# start of Data shown

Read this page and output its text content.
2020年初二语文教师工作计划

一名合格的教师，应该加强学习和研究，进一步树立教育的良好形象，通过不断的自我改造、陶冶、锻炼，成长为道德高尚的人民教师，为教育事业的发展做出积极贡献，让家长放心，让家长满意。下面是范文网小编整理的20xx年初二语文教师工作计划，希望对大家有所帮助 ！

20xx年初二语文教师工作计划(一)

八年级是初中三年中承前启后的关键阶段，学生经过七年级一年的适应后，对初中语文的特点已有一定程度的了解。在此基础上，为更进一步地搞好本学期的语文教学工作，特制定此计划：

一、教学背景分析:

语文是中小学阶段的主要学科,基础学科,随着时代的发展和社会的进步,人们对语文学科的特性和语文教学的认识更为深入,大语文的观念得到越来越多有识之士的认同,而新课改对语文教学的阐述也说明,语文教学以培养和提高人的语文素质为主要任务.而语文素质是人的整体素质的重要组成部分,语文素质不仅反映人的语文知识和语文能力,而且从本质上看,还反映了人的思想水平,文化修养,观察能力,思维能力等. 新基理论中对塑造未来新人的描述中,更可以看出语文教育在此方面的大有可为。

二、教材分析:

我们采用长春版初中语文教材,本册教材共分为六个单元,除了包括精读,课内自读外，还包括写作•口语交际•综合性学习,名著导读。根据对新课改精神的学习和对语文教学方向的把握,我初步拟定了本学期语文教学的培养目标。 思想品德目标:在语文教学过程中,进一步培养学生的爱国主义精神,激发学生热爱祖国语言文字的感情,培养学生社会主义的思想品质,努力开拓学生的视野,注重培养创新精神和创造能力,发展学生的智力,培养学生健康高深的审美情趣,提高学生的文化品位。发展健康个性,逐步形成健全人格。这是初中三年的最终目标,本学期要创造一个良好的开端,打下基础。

# end of Data shown

◆ **Problem to solve**: Repeat the whole listing exactly, keeping every line intact.

◆ **Complete output**:
Read this page and output its text content.
2020年初二语文教师工作计划

一名合格的教师，应该加强学习和研究，进一步树立教育的良好形象，通过不断的自我改造、陶冶、锻炼，成长为道德高尚的人民教师，为教育事业的发展做出积极贡献，让家长放心，让家长满意。下面是范文网小编整理的20xx年初二语文教师工作计划，希望对大家有所帮助 ！

20xx年初二语文教师工作计划(一)

八年级是初中三年中承前启后的关键阶段，学生经过七年级一年的适应后，对初中语文的特点已有一定程度的了解。在此基础上，为更进一步地搞好本学期的语文教学工作，特制定此计划：

一、教学背景分析:

语文是中小学阶段的主要学科,基础学科,随着时代的发展和社会的进步,人们对语文学科的特性和语文教学的认识更为深入,大语文的观念得到越来越多有识之士的认同,而新课改对语文教学的阐述也说明,语文教学以培养和提高人的语文素质为主要任务.而语文素质是人的整体素质的重要组成部分,语文素质不仅反映人的语文知识和语文能力,而且从本质上看,还反映了人的思想水平,文化修养,观察能力,思维能力等. 新基理论中对塑造未来新人的描述中,更可以看出语文教育在此方面的大有可为。

二、教材分析:

我们采用长春版初中语文教材,本册教材共分为六个单元,除了包括精读,课内自读外，还包括写作•口语交际•综合性学习,名著导读。根据对新课改精神的学习和对语文教学方向的把握,我初步拟定了本学期语文教学的培养目标。 思想品德目标:在语文教学过程中,进一步培养学生的爱国主义精神,激发学生热爱祖国语言文字的感情,培养学生社会主义的思想品质,努力开拓学生的视野,注重培养创新精神和创造能力,发展学生的智力,培养学生健康高深的审美情趣,提高学生的文化品位。发展健康个性,逐步形成健全人格。这是初中三年的最终目标,本学期要创造一个良好的开端,打下基础。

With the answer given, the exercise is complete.